• [WHAT NEEDS TO BE DONE]
Sift the listing for lines that hold the string "Dengan" and pull them out.

• [SUPPLIED DATA]
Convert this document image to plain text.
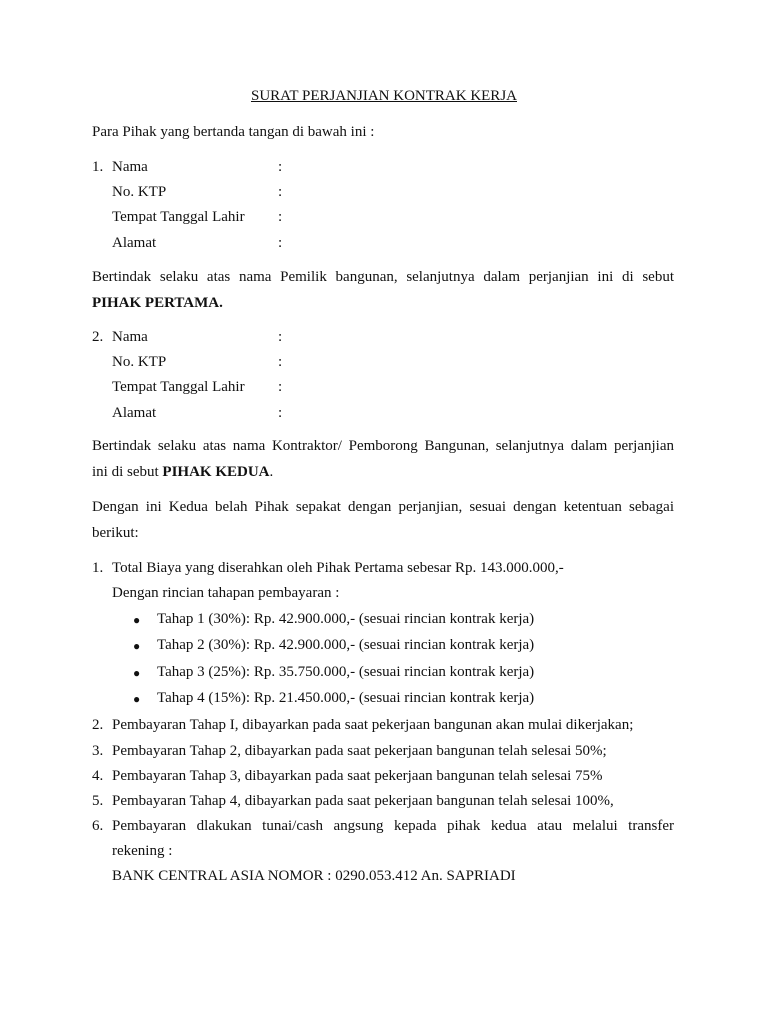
SURAT PERJANJIAN KONTRAK KERJA
Para Pihak yang bertanda tangan di bawah ini :
1. Nama	:
No. KTP	:
Tempat Tanggal Lahir :
Alamat	:
Bertindak selaku atas nama Pemilik bangunan, selanjutnya dalam perjanjian ini di sebut
PIHAK PERTAMA.
2. Nama	:
No. KTP	:
Tempat Tanggal Lahir :
Alamat	:
Bertindak selaku atas nama Kontraktor/ Pemborong Bangunan, selanjutnya dalam perjanjian
ini di sebut PIHAK KEDUA.
Dengan ini Kedua belah Pihak sepakat dengan perjanjian, sesuai dengan ketentuan sebagai
berikut:
1. Total Biaya yang diserahkan oleh Pihak Pertama sebesar Rp. 143.000.000,-
Dengan rincian tahapan pembayaran :
● Tahap 1 (30%): Rp. 42.900.000,- (sesuai rincian kontrak kerja)
● Tahap 2 (30%): Rp. 42.900.000,- (sesuai rincian kontrak kerja)
● Tahap 3 (25%): Rp. 35.750.000,- (sesuai rincian kontrak kerja)
● Tahap 4 (15%): Rp. 21.450.000,- (sesuai rincian kontrak kerja)
2. Pembayaran Tahap I, dibayarkan pada saat pekerjaan bangunan akan mulai dikerjakan;
3. Pembayaran Tahap 2, dibayarkan pada saat pekerjaan bangunan telah selesai 50%;
4. Pembayaran Tahap 3, dibayarkan pada saat pekerjaan bangunan telah selesai 75%
5. Pembayaran Tahap 4, dibayarkan pada saat pekerjaan bangunan telah selesai 100%,
6. Pembayaran dlakukan tunai/cash angsung kepada pihak kedua atau melalui transfer
rekening :
BANK CENTRAL ASIA NOMOR : 0290.053.412 An. SAPRIADI
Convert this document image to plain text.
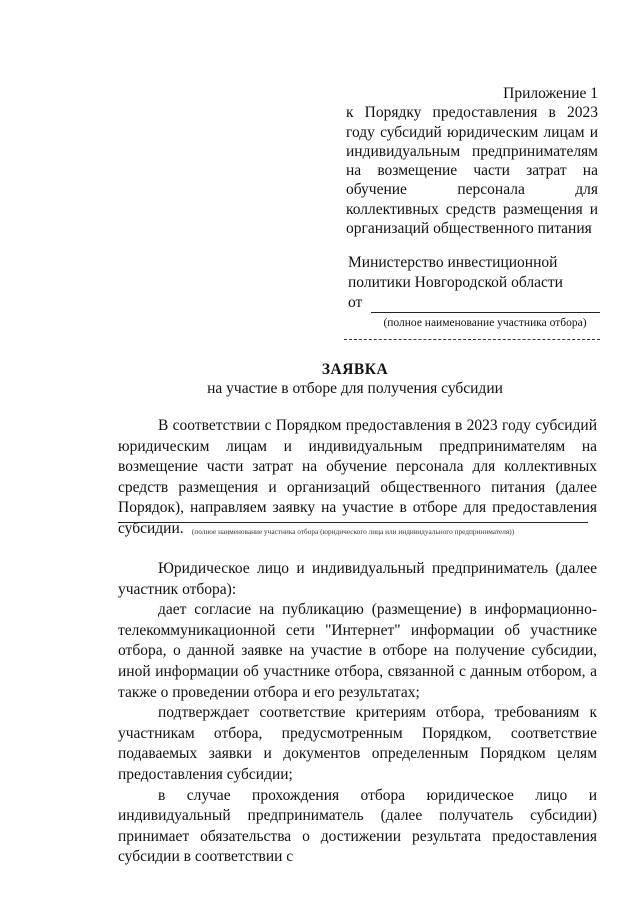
Приложение 1
к Порядку предоставления в 2023 году субсидий юридическим лицам и индивидуальным предпринимателям на возмещение части затрат на обучение персонала для коллективных средств размещения и организаций общественного питания
Министерство инвестиционной
политики Новгородской области
от
(полное наименование участника отбора)
ЗАЯВКА
на участие в отборе для получения субсидии

В соответствии с Порядком предоставления в 2023 году субсидий юридическим лицам и индивидуальным предпринимателям на возмещение части затрат на обучение персонала для коллективных средств размещения и организаций общественного питания (далее Порядок), направляем заявку на участие в отборе для предоставления субсидии.	(полное наименование участника отбора (юридического лица или индивидуального предпринимателя))

Юридическое лицо и индивидуальный предприниматель (далее участник отбора):

дает согласие на публикацию (размещение) в информационно-телекоммуникационной сети "Интернет" информации об участнике отбора, о данной заявке на участие в отборе на получение субсидии, иной информации об участнике отбора, связанной с данным отбором, а также о проведении отбора и его результатах;

подтверждает соответствие критериям отбора, требованиям к участникам отбора, предусмотренным Порядком, соответствие подаваемых заявки и документов определенным Порядком целям предоставления субсидии;

в случае прохождения отбора юридическое лицо и индивидуальный предприниматель (далее получатель субсидии) принимает обязательства о достижении результата предоставления субсидии в соответствии с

• [TASK ANSWER]
Dengan ini Kedua belah Pihak sepakat dengan perjanjian, sesuai dengan ketentuan sebagai
Dengan rincian tahapan pembayaran :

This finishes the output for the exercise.